§ Provided information

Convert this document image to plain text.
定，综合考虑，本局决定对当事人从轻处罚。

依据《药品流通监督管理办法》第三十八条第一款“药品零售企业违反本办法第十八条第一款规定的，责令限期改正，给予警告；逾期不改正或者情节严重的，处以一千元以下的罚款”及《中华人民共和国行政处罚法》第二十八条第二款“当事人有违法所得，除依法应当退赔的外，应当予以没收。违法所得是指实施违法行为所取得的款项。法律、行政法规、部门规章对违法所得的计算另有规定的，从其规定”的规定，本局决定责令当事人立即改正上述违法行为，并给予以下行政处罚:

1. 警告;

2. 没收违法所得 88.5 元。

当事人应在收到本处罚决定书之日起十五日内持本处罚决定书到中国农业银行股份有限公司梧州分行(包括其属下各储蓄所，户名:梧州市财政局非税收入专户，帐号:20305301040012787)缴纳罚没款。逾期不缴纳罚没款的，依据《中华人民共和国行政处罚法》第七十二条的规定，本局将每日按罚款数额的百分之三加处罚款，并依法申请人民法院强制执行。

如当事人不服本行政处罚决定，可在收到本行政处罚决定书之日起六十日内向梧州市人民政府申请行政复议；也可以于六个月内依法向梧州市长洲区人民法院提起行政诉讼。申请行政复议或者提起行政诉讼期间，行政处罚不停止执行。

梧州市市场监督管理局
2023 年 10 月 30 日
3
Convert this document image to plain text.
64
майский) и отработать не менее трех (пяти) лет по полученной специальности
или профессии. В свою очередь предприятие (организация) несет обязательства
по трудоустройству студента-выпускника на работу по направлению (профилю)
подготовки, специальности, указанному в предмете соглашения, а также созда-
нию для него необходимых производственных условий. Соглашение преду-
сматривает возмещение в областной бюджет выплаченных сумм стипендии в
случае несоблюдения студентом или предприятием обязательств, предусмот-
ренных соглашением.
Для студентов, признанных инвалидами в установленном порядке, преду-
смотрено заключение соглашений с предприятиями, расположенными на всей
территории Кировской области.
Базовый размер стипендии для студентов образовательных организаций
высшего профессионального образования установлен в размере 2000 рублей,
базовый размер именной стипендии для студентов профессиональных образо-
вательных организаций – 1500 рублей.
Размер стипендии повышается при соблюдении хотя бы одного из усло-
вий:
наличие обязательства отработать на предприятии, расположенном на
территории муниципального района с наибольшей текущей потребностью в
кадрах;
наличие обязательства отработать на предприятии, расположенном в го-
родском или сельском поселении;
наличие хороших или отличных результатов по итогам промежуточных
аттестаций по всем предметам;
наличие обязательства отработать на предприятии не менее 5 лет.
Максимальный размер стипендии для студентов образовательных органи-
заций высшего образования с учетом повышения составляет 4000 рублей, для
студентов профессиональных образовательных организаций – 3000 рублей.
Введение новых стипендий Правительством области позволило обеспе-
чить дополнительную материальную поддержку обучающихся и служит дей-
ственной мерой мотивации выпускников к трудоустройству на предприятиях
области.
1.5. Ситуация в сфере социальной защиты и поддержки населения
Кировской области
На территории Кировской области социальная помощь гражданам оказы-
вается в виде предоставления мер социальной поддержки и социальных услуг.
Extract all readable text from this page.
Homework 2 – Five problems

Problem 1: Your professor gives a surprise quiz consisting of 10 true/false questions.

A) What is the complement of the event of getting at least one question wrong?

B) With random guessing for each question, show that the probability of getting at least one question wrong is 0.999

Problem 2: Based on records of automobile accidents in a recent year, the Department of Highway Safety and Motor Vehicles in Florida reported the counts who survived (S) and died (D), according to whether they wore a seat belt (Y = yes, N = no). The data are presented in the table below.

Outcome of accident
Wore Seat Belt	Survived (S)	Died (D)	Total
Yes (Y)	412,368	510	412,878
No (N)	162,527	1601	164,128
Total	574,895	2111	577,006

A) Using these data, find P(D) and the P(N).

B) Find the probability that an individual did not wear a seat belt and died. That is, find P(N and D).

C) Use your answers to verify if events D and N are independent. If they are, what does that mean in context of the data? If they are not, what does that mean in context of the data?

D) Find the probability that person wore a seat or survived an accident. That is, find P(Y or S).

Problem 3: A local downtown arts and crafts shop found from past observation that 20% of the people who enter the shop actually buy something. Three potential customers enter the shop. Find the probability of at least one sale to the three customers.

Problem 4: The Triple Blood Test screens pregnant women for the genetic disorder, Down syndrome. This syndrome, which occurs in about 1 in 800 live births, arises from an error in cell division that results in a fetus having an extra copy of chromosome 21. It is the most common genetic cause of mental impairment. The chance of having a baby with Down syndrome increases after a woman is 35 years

§ To be done
Which lines include the word "территории"? List them all.

§ Exercise answer
территории Кировской области.
территории муниципального района с наибольшей текущей потребностью в
На территории Кировской области социальная помощь гражданам оказы-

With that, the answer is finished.